Exercise objective>
Look through the data below. Pick out the lines holding the string "this".

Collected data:
-*-
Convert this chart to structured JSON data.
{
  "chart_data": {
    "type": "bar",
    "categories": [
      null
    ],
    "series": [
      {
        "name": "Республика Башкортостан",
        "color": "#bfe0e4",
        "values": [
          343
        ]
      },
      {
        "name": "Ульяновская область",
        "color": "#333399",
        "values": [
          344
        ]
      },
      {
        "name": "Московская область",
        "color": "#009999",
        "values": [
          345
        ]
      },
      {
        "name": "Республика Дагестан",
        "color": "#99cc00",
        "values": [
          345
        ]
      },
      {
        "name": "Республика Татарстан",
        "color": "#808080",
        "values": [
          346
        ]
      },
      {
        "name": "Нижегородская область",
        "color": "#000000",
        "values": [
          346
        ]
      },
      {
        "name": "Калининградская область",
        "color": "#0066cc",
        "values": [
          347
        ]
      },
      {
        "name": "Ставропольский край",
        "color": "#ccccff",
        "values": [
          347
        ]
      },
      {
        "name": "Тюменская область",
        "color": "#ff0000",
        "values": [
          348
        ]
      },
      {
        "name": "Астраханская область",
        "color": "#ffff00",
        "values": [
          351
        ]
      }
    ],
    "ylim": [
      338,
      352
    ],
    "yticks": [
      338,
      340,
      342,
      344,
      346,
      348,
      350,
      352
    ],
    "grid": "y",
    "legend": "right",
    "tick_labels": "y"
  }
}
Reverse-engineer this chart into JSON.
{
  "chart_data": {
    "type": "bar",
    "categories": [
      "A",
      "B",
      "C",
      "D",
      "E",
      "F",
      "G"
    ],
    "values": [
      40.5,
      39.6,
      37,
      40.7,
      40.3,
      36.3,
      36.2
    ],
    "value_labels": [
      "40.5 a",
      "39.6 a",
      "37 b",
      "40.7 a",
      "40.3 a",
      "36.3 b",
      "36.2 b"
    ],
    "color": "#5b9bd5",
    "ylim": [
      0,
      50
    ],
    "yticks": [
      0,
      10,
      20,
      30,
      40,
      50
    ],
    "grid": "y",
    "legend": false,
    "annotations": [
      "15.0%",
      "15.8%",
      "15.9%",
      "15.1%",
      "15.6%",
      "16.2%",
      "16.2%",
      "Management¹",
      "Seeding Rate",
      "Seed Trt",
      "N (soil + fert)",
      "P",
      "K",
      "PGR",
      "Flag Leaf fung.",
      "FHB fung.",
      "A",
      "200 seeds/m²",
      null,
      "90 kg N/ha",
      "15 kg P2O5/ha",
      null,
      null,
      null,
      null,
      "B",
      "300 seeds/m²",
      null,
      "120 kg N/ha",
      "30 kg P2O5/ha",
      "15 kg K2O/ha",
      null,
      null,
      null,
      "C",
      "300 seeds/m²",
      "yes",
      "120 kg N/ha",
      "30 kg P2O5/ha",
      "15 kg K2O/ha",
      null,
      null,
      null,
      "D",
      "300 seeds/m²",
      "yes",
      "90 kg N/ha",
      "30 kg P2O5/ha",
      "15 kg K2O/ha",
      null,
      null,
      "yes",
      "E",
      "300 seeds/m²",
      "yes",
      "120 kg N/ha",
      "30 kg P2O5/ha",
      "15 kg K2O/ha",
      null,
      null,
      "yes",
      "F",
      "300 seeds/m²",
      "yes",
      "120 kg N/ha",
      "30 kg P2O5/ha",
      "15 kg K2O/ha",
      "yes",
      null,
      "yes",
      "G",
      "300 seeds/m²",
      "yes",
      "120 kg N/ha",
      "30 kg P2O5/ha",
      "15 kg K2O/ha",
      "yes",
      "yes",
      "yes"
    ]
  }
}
-*-
The answer>
Convert this chart to structured JSON data.
Reverse-engineer this chart into JSON.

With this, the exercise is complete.